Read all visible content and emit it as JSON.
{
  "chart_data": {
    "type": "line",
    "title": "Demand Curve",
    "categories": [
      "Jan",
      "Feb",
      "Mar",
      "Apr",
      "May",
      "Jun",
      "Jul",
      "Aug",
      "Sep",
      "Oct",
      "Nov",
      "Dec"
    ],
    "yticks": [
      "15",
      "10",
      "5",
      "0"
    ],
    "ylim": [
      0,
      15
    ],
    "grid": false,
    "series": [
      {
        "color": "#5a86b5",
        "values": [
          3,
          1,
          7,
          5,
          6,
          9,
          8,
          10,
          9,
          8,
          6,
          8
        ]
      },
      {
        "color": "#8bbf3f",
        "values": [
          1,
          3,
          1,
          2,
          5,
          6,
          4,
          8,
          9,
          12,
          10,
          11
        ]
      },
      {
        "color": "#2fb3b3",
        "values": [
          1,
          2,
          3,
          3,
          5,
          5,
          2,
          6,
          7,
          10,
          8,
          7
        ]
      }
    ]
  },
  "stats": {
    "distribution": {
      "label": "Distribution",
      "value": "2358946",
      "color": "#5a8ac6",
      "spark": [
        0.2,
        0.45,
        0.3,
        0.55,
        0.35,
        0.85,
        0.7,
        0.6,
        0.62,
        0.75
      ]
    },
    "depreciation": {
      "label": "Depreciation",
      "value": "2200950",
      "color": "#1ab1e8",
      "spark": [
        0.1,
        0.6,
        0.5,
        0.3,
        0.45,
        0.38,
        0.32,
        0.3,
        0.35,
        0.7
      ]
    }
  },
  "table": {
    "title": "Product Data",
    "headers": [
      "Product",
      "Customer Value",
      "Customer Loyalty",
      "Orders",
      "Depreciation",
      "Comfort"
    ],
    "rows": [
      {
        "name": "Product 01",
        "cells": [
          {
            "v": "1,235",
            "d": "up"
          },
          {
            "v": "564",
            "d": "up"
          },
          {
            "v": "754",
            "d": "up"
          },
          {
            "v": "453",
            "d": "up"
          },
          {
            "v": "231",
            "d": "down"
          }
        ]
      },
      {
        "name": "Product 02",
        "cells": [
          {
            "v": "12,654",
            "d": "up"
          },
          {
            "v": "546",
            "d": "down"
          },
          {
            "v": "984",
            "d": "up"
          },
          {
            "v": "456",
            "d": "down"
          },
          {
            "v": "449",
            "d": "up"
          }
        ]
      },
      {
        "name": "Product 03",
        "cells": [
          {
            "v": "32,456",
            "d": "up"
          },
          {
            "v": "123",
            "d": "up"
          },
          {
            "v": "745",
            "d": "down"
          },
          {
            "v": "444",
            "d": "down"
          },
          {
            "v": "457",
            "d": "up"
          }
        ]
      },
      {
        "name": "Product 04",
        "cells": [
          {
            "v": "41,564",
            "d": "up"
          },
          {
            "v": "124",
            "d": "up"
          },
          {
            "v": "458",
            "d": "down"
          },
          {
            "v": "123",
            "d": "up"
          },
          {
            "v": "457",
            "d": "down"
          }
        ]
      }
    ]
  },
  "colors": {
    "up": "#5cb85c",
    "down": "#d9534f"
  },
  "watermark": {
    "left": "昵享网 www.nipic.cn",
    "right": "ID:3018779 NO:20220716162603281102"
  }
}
....
» Stated problem:
Write out every line from the entries where "name" appears.

» Solution to the problem:
        "name": "Product 01",
        "name": "Product 02",
        "name": "Product 03",
        "name": "Product 04",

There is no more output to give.